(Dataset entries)
•••••

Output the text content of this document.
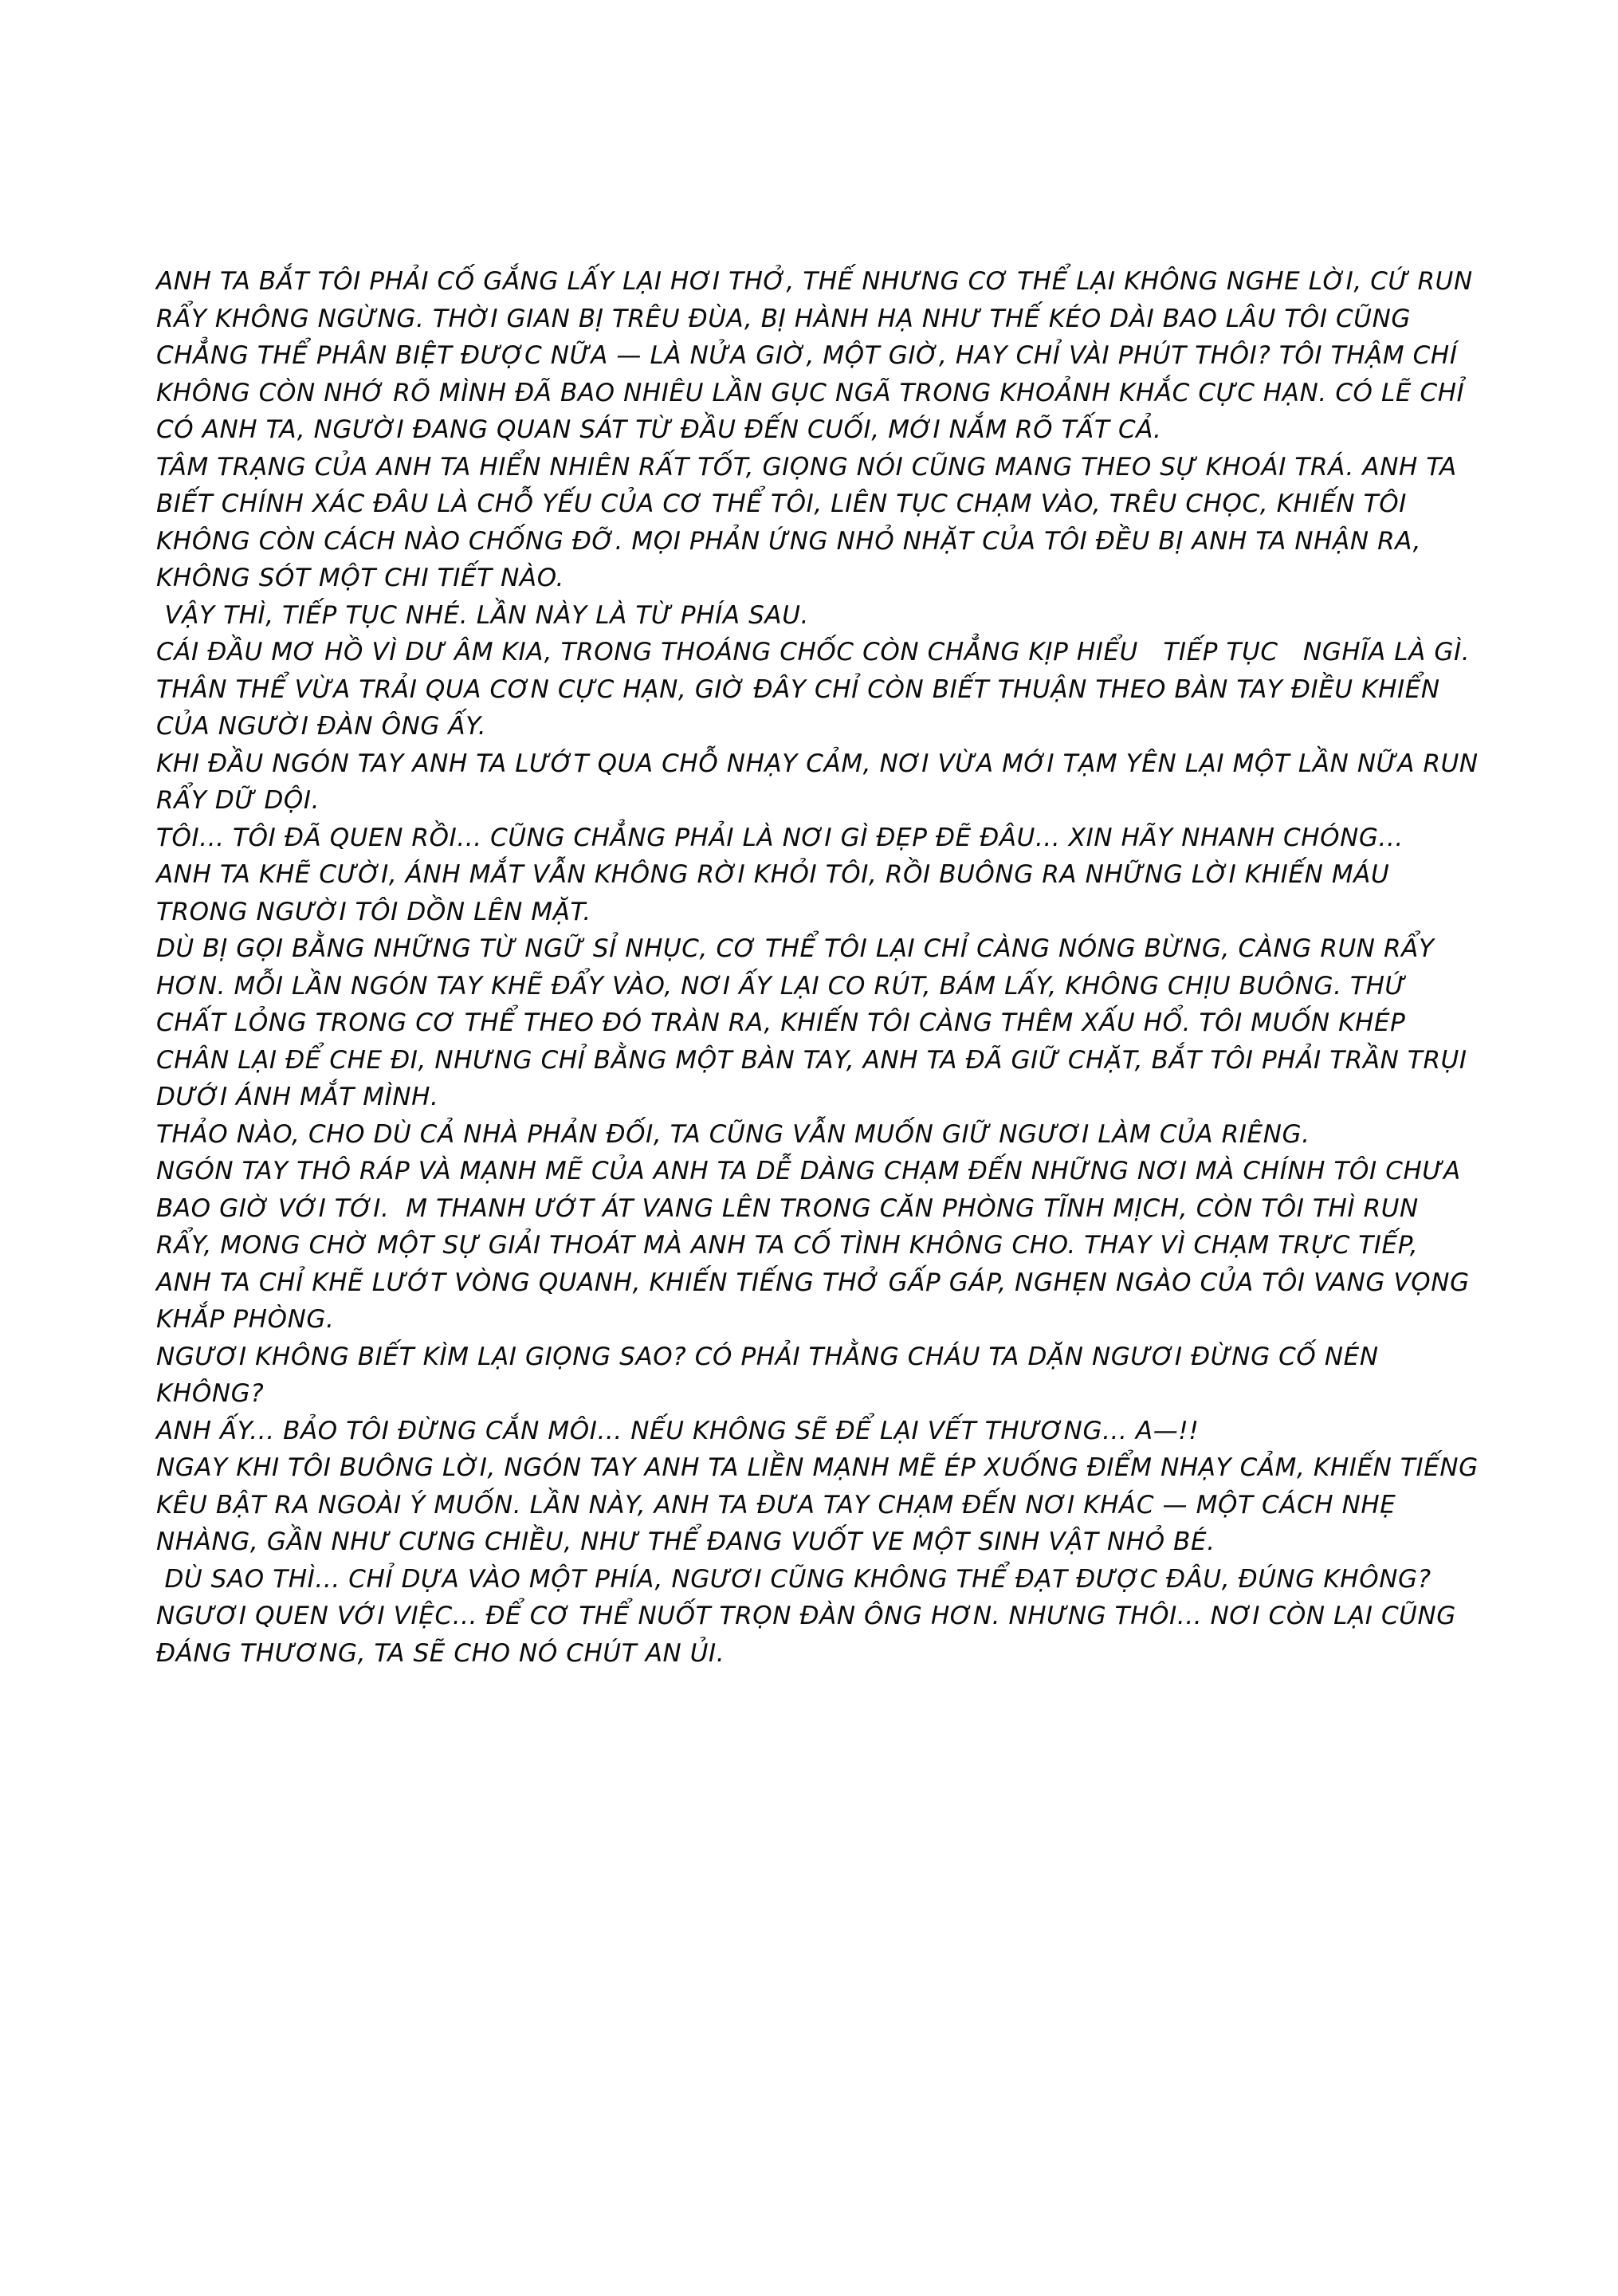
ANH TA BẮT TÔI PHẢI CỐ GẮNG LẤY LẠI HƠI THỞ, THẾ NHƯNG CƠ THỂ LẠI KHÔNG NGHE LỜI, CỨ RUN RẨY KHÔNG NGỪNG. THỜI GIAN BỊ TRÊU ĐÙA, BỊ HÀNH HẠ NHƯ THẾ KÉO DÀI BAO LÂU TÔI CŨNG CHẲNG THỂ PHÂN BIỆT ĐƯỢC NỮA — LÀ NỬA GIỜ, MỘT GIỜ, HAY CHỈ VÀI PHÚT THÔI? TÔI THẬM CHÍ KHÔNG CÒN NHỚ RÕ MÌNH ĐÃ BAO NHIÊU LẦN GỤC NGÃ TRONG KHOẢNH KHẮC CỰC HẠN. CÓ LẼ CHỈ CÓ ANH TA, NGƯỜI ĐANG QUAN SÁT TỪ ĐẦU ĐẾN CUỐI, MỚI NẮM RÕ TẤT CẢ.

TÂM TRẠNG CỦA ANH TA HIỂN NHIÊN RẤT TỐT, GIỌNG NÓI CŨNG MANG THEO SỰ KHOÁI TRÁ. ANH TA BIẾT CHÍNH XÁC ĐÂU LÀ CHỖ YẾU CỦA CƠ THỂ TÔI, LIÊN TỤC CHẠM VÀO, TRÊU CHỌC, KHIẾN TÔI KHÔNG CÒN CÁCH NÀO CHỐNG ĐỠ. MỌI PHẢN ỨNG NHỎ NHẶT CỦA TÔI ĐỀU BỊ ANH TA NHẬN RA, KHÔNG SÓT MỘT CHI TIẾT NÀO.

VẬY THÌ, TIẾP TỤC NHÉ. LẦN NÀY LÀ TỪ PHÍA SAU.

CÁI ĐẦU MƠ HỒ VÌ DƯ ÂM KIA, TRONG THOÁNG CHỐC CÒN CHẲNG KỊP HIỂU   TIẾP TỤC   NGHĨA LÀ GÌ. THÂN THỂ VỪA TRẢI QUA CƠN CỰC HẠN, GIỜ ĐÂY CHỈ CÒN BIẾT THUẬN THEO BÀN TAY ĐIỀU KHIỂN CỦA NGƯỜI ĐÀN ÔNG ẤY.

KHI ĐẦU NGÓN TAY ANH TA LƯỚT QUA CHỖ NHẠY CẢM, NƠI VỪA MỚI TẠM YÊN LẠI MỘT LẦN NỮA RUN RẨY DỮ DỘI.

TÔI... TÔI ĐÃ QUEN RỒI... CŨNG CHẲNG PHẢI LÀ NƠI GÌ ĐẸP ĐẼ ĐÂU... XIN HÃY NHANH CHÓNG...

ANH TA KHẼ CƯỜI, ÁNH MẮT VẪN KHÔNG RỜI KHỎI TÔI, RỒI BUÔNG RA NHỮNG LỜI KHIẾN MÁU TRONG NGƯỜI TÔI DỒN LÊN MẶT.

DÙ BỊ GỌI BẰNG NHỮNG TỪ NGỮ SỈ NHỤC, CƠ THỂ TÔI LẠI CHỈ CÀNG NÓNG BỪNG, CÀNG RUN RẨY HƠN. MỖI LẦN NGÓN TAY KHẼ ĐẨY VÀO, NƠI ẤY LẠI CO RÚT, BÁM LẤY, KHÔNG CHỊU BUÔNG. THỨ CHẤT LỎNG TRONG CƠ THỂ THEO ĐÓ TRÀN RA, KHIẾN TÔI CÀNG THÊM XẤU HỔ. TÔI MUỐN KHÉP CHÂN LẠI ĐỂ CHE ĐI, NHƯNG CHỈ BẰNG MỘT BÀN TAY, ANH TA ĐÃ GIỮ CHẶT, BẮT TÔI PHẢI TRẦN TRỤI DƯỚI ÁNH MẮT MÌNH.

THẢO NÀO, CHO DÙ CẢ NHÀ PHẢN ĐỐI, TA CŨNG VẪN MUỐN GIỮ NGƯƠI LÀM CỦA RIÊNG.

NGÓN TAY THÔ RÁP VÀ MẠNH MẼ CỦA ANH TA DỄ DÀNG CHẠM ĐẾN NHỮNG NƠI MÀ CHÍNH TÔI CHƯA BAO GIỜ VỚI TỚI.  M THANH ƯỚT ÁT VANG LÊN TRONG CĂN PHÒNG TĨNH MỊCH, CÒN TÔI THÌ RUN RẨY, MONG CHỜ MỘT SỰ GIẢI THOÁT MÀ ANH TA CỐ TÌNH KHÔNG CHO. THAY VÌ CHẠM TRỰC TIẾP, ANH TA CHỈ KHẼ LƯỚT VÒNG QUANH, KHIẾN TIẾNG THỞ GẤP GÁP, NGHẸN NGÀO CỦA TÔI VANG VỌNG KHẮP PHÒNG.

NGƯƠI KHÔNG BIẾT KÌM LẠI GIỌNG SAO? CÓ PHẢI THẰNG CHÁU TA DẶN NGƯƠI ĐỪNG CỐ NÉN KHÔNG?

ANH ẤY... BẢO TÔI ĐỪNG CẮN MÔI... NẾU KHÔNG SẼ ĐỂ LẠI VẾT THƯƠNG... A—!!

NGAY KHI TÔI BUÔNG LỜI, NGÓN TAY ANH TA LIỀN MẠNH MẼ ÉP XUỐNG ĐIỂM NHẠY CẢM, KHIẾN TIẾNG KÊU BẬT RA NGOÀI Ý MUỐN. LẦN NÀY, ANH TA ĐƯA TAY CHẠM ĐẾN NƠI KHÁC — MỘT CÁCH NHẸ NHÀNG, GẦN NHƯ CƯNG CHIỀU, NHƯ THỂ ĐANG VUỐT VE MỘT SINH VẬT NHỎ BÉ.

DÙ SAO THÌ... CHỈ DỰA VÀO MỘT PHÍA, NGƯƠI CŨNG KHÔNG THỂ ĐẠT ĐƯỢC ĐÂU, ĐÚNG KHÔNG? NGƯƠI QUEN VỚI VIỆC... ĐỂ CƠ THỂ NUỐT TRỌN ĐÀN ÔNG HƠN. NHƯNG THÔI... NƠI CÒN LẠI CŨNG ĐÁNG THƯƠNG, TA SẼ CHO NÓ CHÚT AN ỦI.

•••••

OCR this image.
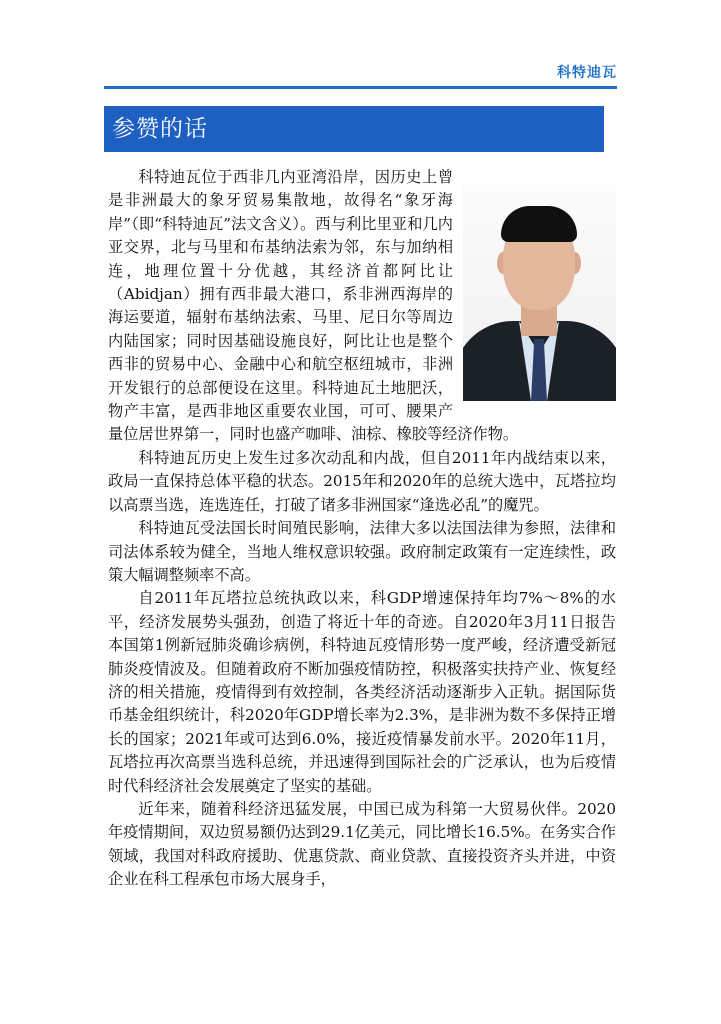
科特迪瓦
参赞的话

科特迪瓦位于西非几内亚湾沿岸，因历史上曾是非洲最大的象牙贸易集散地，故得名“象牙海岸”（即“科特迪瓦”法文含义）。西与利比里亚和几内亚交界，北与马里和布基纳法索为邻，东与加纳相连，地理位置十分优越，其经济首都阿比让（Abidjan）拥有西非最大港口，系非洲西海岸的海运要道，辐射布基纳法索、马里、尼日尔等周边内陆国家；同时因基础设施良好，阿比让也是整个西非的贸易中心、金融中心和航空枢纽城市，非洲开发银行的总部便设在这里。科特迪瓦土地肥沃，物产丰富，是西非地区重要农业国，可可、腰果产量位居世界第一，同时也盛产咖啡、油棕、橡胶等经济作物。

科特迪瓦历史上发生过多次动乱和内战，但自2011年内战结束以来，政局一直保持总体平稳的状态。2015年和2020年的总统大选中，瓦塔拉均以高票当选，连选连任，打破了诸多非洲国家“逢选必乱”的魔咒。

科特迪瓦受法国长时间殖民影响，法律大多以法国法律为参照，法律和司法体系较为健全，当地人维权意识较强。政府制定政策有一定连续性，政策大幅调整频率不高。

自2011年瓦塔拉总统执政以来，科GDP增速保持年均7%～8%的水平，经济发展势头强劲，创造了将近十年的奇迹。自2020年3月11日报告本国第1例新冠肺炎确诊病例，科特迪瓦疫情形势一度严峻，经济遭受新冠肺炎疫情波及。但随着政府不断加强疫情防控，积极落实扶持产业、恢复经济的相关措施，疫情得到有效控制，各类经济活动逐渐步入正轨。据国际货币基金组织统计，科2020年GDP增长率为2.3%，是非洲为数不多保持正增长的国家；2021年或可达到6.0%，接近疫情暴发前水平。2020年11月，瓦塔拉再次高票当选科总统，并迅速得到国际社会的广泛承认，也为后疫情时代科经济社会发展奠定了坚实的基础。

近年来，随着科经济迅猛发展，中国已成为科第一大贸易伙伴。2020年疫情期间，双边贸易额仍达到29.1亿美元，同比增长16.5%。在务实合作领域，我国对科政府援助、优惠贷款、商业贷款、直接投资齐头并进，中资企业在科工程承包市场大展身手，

•••••

Task goal: Count how many lines include the string "LƯỚT". Nothing but the number is needed.

Response to the exercise: 2